-- Start of THE DATA --
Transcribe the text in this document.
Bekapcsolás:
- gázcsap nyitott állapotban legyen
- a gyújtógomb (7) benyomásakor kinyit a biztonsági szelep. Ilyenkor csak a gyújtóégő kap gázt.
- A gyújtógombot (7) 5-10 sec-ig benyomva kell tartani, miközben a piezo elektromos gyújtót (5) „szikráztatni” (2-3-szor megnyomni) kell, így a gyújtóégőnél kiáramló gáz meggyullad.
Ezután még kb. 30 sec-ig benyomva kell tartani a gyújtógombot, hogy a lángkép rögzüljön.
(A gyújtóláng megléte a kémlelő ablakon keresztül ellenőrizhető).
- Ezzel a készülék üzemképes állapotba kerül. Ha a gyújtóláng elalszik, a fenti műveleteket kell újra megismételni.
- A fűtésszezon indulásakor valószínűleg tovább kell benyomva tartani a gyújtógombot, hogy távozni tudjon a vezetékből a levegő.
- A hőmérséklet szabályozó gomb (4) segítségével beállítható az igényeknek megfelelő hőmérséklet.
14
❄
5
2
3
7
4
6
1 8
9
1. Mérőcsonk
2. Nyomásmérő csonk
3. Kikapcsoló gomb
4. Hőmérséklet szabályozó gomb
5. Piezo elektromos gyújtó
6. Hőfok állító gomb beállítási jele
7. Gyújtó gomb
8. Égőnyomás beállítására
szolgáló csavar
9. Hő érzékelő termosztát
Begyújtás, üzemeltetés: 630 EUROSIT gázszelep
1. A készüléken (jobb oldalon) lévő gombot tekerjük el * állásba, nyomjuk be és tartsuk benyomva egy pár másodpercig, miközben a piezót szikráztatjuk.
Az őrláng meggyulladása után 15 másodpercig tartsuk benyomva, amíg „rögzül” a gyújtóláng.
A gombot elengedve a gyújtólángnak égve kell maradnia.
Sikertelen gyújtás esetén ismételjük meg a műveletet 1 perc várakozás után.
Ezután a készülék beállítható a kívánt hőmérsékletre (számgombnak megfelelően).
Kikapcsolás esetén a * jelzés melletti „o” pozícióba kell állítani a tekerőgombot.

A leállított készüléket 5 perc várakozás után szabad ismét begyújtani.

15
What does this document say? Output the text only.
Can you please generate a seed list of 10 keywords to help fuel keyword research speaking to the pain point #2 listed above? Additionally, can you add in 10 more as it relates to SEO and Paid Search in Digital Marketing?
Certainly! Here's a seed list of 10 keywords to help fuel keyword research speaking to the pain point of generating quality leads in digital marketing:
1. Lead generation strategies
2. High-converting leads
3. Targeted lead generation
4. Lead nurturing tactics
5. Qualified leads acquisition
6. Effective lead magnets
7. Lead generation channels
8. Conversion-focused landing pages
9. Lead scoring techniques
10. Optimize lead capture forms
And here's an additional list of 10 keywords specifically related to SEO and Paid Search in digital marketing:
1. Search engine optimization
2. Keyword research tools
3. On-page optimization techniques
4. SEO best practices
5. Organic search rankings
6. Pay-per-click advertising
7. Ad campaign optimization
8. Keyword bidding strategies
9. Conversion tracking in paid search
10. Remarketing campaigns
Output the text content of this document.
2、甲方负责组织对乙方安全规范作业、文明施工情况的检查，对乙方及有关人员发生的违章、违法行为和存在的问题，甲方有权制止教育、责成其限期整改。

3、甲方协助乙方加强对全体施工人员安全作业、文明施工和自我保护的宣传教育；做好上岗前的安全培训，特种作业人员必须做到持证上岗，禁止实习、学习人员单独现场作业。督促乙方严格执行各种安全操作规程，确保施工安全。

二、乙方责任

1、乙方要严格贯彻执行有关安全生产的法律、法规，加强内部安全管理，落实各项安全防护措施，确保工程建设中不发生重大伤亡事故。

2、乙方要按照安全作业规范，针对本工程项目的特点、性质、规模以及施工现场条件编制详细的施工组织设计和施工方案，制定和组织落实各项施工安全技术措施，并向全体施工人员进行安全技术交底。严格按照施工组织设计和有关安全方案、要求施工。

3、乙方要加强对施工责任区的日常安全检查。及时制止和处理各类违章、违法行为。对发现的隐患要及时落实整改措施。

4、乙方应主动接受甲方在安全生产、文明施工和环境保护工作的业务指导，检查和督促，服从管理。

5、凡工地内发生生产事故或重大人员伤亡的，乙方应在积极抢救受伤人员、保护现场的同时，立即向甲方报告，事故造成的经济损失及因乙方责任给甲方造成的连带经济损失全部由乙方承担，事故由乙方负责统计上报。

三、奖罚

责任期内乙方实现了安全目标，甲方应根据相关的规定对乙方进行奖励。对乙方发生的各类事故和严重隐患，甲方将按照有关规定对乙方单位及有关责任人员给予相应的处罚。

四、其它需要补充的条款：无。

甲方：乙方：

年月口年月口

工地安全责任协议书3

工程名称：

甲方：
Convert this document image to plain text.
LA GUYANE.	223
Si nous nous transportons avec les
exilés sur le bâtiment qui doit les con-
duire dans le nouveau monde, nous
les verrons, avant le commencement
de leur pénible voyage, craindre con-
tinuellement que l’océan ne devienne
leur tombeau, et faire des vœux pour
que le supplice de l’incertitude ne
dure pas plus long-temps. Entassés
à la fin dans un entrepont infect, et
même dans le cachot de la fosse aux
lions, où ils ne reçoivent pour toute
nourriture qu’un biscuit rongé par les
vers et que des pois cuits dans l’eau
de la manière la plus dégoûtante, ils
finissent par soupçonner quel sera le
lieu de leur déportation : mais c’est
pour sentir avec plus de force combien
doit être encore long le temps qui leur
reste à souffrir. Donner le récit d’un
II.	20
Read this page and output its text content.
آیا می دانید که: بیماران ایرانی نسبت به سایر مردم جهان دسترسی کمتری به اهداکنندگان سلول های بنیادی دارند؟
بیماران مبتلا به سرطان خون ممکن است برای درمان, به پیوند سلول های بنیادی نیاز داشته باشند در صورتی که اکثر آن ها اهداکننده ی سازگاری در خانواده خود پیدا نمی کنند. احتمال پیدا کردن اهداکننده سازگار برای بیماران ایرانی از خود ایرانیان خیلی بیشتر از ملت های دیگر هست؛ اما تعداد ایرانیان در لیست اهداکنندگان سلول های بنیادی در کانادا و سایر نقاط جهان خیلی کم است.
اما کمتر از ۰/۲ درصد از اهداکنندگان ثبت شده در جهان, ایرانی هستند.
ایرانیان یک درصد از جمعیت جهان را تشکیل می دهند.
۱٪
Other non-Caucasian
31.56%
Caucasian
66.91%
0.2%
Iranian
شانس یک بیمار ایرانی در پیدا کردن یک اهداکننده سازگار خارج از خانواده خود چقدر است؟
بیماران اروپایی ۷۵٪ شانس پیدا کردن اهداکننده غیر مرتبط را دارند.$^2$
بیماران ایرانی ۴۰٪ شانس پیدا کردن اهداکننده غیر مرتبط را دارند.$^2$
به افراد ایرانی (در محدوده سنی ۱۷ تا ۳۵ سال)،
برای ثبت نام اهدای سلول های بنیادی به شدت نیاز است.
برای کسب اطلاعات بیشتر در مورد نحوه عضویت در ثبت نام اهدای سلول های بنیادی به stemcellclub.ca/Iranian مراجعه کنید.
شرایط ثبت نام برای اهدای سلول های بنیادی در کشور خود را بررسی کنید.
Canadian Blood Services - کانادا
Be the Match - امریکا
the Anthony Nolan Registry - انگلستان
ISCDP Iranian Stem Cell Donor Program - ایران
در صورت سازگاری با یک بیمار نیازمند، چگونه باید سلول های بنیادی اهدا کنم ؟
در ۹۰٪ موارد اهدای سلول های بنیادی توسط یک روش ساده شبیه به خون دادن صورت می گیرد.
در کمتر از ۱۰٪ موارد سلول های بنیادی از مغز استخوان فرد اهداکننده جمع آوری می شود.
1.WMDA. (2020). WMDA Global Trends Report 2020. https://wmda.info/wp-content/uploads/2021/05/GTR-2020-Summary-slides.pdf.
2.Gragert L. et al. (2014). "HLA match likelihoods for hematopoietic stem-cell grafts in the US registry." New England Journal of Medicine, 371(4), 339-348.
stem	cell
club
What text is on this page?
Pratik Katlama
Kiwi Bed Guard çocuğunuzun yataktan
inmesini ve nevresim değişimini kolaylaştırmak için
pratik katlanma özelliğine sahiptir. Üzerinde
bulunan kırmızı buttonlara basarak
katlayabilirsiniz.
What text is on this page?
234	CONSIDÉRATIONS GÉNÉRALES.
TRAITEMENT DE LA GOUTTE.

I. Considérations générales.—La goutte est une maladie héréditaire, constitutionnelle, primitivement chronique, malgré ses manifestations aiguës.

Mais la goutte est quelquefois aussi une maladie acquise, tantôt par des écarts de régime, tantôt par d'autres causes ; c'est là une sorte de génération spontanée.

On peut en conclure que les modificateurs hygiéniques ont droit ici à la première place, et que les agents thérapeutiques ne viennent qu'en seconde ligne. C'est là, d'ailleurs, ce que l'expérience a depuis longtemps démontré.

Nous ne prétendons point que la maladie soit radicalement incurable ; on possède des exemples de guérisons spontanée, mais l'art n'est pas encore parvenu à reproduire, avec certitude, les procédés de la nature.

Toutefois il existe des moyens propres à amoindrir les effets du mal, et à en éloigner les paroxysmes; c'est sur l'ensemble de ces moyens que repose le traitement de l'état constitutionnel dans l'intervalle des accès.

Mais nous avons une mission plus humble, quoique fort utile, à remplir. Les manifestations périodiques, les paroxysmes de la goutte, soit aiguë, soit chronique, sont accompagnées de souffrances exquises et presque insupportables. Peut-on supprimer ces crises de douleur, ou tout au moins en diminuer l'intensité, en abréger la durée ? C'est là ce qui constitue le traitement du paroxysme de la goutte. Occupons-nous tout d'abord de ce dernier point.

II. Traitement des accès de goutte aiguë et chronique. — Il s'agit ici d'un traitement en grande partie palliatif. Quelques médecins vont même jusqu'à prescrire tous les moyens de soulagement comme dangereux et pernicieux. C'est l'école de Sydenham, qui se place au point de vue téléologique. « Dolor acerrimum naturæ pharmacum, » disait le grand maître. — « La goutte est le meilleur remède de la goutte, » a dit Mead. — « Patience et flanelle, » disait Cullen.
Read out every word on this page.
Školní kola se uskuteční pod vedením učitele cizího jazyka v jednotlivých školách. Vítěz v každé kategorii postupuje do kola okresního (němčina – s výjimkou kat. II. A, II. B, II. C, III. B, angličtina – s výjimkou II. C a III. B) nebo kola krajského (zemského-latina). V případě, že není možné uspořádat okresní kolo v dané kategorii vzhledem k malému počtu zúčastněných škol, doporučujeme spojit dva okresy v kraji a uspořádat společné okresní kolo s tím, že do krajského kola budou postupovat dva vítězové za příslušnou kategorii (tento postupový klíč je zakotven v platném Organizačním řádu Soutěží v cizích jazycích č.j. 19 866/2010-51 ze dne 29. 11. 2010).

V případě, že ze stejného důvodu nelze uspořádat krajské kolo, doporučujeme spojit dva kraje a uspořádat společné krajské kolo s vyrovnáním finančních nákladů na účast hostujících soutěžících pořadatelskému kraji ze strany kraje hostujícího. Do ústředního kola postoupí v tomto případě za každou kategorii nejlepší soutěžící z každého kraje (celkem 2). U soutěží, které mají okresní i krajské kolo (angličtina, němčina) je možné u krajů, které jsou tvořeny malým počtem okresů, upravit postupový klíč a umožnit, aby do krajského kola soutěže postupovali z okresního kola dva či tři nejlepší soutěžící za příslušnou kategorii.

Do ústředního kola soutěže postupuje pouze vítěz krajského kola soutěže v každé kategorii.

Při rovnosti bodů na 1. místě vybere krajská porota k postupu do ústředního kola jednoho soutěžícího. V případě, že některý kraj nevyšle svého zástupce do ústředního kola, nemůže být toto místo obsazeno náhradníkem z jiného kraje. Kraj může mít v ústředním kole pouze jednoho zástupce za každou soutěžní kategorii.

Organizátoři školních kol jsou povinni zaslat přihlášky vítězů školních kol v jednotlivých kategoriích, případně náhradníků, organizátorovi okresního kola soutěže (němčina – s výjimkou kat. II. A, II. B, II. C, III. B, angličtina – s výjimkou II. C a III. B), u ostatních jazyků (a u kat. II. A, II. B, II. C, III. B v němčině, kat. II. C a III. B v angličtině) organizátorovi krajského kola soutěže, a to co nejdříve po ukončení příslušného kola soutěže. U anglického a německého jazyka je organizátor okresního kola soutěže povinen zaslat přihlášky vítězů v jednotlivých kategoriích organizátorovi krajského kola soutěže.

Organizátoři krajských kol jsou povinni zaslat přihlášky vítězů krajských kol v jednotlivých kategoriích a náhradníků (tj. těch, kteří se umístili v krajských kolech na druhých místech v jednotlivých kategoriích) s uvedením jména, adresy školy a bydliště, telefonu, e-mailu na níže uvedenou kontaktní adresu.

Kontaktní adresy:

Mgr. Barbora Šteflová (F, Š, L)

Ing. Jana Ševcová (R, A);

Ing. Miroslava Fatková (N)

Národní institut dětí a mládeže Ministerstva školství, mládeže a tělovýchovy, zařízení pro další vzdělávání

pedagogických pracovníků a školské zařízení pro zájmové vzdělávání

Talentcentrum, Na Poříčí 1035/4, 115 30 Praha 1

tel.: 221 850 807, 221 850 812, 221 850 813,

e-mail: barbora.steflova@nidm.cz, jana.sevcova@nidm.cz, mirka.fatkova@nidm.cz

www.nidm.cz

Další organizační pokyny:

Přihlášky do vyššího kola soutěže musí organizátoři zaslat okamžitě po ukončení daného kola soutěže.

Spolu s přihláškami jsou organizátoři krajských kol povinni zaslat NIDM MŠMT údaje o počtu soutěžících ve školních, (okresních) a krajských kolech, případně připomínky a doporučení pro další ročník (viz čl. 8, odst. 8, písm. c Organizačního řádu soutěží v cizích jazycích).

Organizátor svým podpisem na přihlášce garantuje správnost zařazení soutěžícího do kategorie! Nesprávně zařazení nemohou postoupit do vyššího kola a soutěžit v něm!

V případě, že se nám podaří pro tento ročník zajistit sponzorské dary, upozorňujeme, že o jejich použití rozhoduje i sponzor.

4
-- End of THE DATA --
GIVEN PROBLEM: Identify how many lines in the entries above include the string "výjimkou", then state that number alone.

THE SOLUTION: 2